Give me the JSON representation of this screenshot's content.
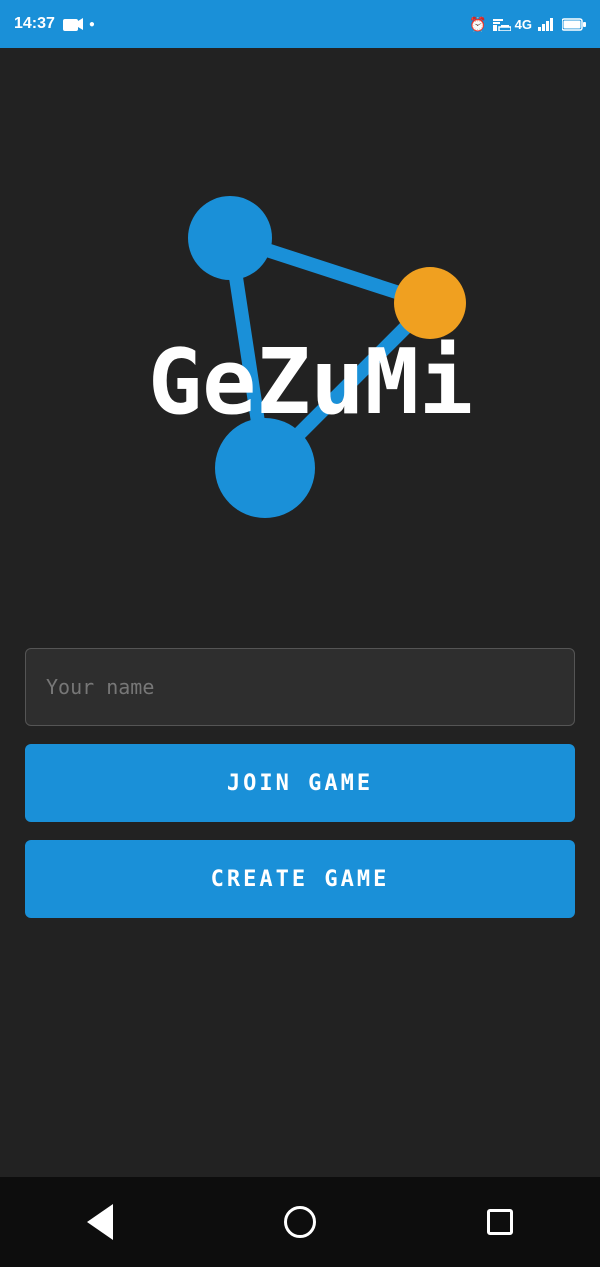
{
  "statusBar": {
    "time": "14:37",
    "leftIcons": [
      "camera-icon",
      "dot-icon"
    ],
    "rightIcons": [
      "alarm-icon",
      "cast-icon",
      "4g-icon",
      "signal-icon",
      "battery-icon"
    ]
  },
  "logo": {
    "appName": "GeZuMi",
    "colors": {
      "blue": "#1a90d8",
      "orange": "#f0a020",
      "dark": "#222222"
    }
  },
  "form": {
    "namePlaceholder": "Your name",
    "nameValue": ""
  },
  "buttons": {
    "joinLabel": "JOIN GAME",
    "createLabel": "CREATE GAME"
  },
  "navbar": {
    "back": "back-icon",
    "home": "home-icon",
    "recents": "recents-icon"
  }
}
--------------------------------------------------
# Stated task
Leave out the pictures and output every record above precisely as given.

# Solution to this task
Give me the JSON representation of this screenshot's content.
{
  "statusBar": {
    "time": "14:37",
    "leftIcons": [
      "camera-icon",
      "dot-icon"
    ],
    "rightIcons": [
      "alarm-icon",
      "cast-icon",
      "4g-icon",
      "signal-icon",
      "battery-icon"
    ]
  },
  "logo": {
    "appName": "GeZuMi",
    "colors": {
      "blue": "#1a90d8",
      "orange": "#f0a020",
      "dark": "#222222"
    }
  },
  "form": {
    "namePlaceholder": "Your name",
    "nameValue": ""
  },
  "buttons": {
    "joinLabel": "JOIN GAME",
    "createLabel": "CREATE GAME"
  },
  "navbar": {
    "back": "back-icon",
    "home": "home-icon",
    "recents": "recents-icon"
  }
}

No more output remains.